What is asked:
[a] In the commentary on Orillia's infrastructure deficit, how low did the June 2025 forecast say City reserves could fall by 2034 if nothing changed?
[b] Continue the commentary on Orillia's roads and sidewalks backlog from the point where it stops.

Source passage:
⁂
Roads and sidewalks are the real deficit
Orillia's June 2025 ten-year capital and reserve forecast projected that, on a do-nothing basis, City reserves could fall to roughly negative $254 million by 2034. Council says its financial strategy reverses that trajectory — but the underlying renewal backlog is real, and a dedicated, levy-funded infrastructure reserve is the most honest way to lock the fix in.
Orillia's 2024 Asset Management Plan (Report DSE-24-30) documented a significant infrastructure renewal pressure, and the City's June 2025 ten-year capital and reserve forecast projected that — absent change — City reserve balances could decline to roughly negative $254 million by 2034, measured against a list of possible projects approaching $789 million. That number is in the public record. Council has since adopted a financial strategy it says turns that projection into a surplus by 2035; I think that strategy still rests on assumptions worth testing, and the renewal backlog itself — the roads, sidewalks, and stormwater segments rated poor or very poor — has not gone away.
The backlog is not abstract. It is the reason a sidewalk gets patched instead of replaced. It is the reason a road resurfacing slips from year three to year seven. It is the reason small stormwater problems compound into the kind of damage Cedar Island Road and the surrounding neighbourhood experienced during the April 2026 high-water event.
⁂
Data lines:
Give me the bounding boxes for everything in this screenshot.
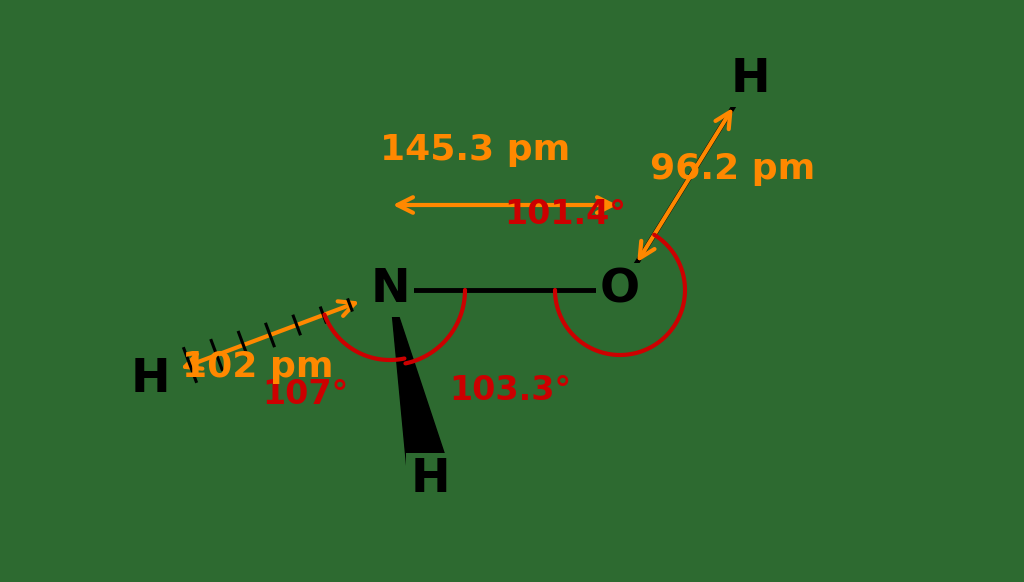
⁂
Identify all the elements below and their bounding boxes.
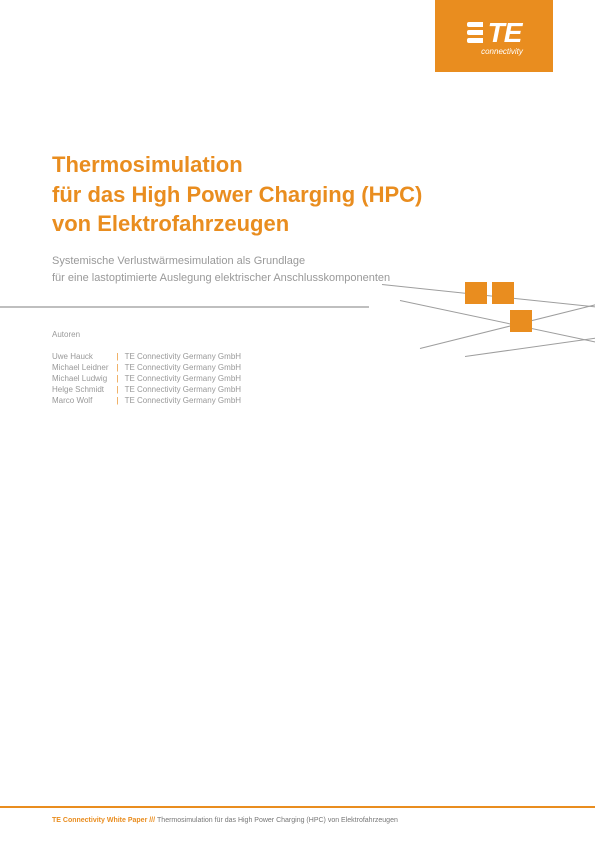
⁂
Results:
[a] Roughly negative $254 million.

[b]
The honest answer to a shortfall of this scale is not creative accounting. It is a dedicated infrastructure renewal levy — a clearly named line item on the tax bill, separate from the general operating levy, restricted by by-law to capital renewal, and set at a level the Asset Management Plan says is required to close the gap over a defined period.
I am proposing two things this term. First: a dedicated infrastructure renewal levy of 1% of the residential tax base per year, ring-fenced to capital renewal under the AMP. Second: a public dashboard showing, by ward, the current condition rating of every road and sidewalk segment, updated annually, so residents can see what their levy is buying.
I want to be candid about the political cost. A new levy line is unpopular. I think it is more honest than the current approach, which lets the backlog grow while leaning on a financial strategy whose assumptions have not yet been stress-tested. If residents disagree, I would rather have that argument with the real number on the table than pretend the problem does not exist.
Sources
- Asset Management Plan — Report DSE-24-30 (June 2024 Agenda)City of Orillia
- Report MC-26-08 — Cedar Island Flooding (April 2026)City of Orillia
- O. Reg. 588/17 — Asset Management Planning for Municipal InfrastructureGovernment of Ontario
Resident input
- This position is newly published. The two questions I most want resident input on: is a 1% dedicated levy the right size, and should the levy sunset once condition ratings improve to a defined threshold?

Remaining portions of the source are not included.